Wherever the word "people" appears in the entries, copy the whole line.

--- Start SUPPLIED ENTRIES ---

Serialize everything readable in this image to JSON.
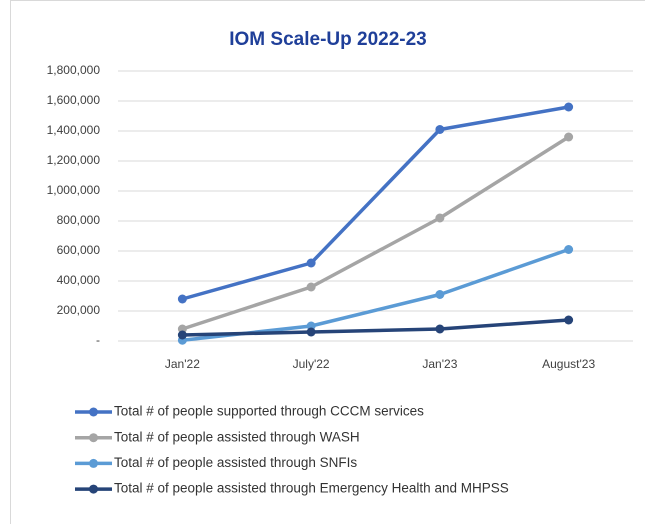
{
  "chart_data": {
    "type": "line",
    "title": "IOM Scale-Up 2022-23",
    "categories": [
      "Jan'22",
      "July'22",
      "Jan'23",
      "August'23"
    ],
    "series": [
      {
        "name": "Total # of people supported through CCCM services",
        "color": "#4472c4",
        "values": [
          280000,
          520000,
          1410000,
          1560000
        ]
      },
      {
        "name": "Total # of people assisted through WASH",
        "color": "#a5a5a5",
        "values": [
          80000,
          360000,
          820000,
          1360000
        ]
      },
      {
        "name": "Total # of people assisted through SNFIs",
        "color": "#5b9bd5",
        "values": [
          5000,
          100000,
          310000,
          610000
        ]
      },
      {
        "name": "Total # of people assisted through Emergency Health and MHPSS",
        "color": "#264478",
        "values": [
          40000,
          60000,
          80000,
          140000
        ]
      }
    ],
    "ylim": [
      0,
      1800000
    ],
    "yticks": [
      {
        "value": 0,
        "label": "-"
      },
      {
        "value": 200000,
        "label": "200,000"
      },
      {
        "value": 400000,
        "label": "400,000"
      },
      {
        "value": 600000,
        "label": "600,000"
      },
      {
        "value": 800000,
        "label": "800,000"
      },
      {
        "value": 1000000,
        "label": "1,000,000"
      },
      {
        "value": 1200000,
        "label": "1,200,000"
      },
      {
        "value": 1400000,
        "label": "1,400,000"
      },
      {
        "value": 1600000,
        "label": "1,600,000"
      },
      {
        "value": 1800000,
        "label": "1,800,000"
      }
    ],
    "grid": true
  }
}
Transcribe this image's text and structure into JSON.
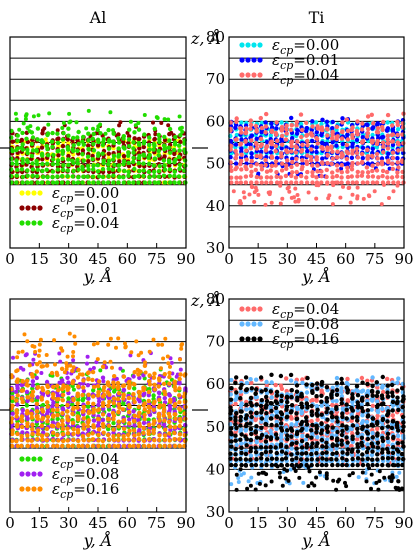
{
  "chart_data": [
    {
      "type": "scatter",
      "title": "Al",
      "xlabel": "y, Å",
      "ylabel": "",
      "xlim": [
        0,
        90
      ],
      "ylim": [
        30,
        80
      ],
      "xticks": [
        "0",
        "15",
        "30",
        "45",
        "60",
        "75",
        "90"
      ],
      "yticks": [],
      "grid": "horizontal",
      "grid_values": [
        45,
        50,
        55,
        60,
        65,
        70,
        75
      ],
      "legend_position": "bottom-left",
      "series": [
        {
          "name": "=0.00",
          "eps": "0.00",
          "color": "#ffff00",
          "zmin": 45.5,
          "zmax": 55.2,
          "rough": 0.6,
          "outliers": 3
        },
        {
          "name": "=0.01",
          "eps": "0.01",
          "color": "#8b0000",
          "zmin": 45.5,
          "zmax": 56.4,
          "rough": 1.4,
          "outliers": 18
        },
        {
          "name": "=0.04",
          "eps": "0.04",
          "color": "#22dd00",
          "zmin": 45.5,
          "zmax": 57.0,
          "rough": 2.2,
          "outliers": 40
        }
      ]
    },
    {
      "type": "scatter",
      "title": "Ti",
      "xlabel": "y, Å",
      "ylabel": "z, Å",
      "xlim": [
        0,
        90
      ],
      "ylim": [
        30,
        80
      ],
      "xticks": [
        "0",
        "15",
        "30",
        "45",
        "60",
        "75",
        "90"
      ],
      "yticks": [
        "30",
        "40",
        "50",
        "60",
        "70",
        "80"
      ],
      "grid": "horizontal",
      "grid_values": [
        35,
        40,
        45,
        50,
        55,
        60,
        65,
        70,
        75
      ],
      "legend_position": "top-left",
      "series": [
        {
          "name": "=0.00",
          "eps": "0.00",
          "color": "#00e5ee",
          "zmin": 52.5,
          "zmax": 59.5,
          "rough": 0.4,
          "outliers": 0
        },
        {
          "name": "=0.01",
          "eps": "0.01",
          "color": "#0000ff",
          "zmin": 50.0,
          "zmax": 59.5,
          "rough": 2.0,
          "outliers": 25
        },
        {
          "name": "=0.04",
          "eps": "0.04",
          "color": "#ff6a6a",
          "zmin": 45.5,
          "zmax": 59.5,
          "rough": 3.5,
          "outliers": 60
        }
      ]
    },
    {
      "type": "scatter",
      "title": "",
      "xlabel": "y, Å",
      "ylabel": "",
      "xlim": [
        0,
        90
      ],
      "ylim": [
        30,
        80
      ],
      "xticks": [
        "0",
        "15",
        "30",
        "45",
        "60",
        "75",
        "90"
      ],
      "yticks": [],
      "grid": "horizontal",
      "grid_values": [
        45,
        50,
        55,
        60,
        65,
        70,
        75
      ],
      "legend_position": "bottom-left",
      "series": [
        {
          "name": "=0.04",
          "eps": "0.04",
          "color": "#22dd00",
          "zmin": 45.5,
          "zmax": 58.5,
          "rough": 2.0,
          "outliers": 30
        },
        {
          "name": "=0.08",
          "eps": "0.08",
          "color": "#a020f0",
          "zmin": 45.5,
          "zmax": 60.0,
          "rough": 3.0,
          "outliers": 50
        },
        {
          "name": "=0.16",
          "eps": "0.16",
          "color": "#ff8c00",
          "zmin": 45.5,
          "zmax": 62.0,
          "rough": 4.0,
          "outliers": 70
        }
      ]
    },
    {
      "type": "scatter",
      "title": "",
      "xlabel": "y, Å",
      "ylabel": "z, Å",
      "xlim": [
        0,
        90
      ],
      "ylim": [
        30,
        80
      ],
      "xticks": [
        "0",
        "15",
        "30",
        "45",
        "60",
        "75",
        "90"
      ],
      "yticks": [
        "30",
        "40",
        "50",
        "60",
        "70",
        "80"
      ],
      "grid": "horizontal",
      "grid_values": [
        35,
        40,
        45,
        50,
        55,
        60,
        65,
        70,
        75
      ],
      "legend_position": "top-left",
      "series": [
        {
          "name": "=0.04",
          "eps": "0.04",
          "color": "#ff6a6a",
          "zmin": 45.5,
          "zmax": 59.5,
          "rough": 3.0,
          "outliers": 40
        },
        {
          "name": "=0.08",
          "eps": "0.08",
          "color": "#63b8ff",
          "zmin": 42.0,
          "zmax": 59.5,
          "rough": 3.5,
          "outliers": 50
        },
        {
          "name": "=0.16",
          "eps": "0.16",
          "color": "#000000",
          "zmin": 41.0,
          "zmax": 59.5,
          "rough": 4.0,
          "outliers": 70
        }
      ]
    }
  ]
}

--- End SUPPLIED ENTRIES ---

__ANSWER FOR THE TASK__.
        "name": "Total # of people supported through CCCM services",
        "name": "Total # of people assisted through WASH",
        "name": "Total # of people assisted through SNFIs",
        "name": "Total # of people assisted through Emergency Health and MHPSS",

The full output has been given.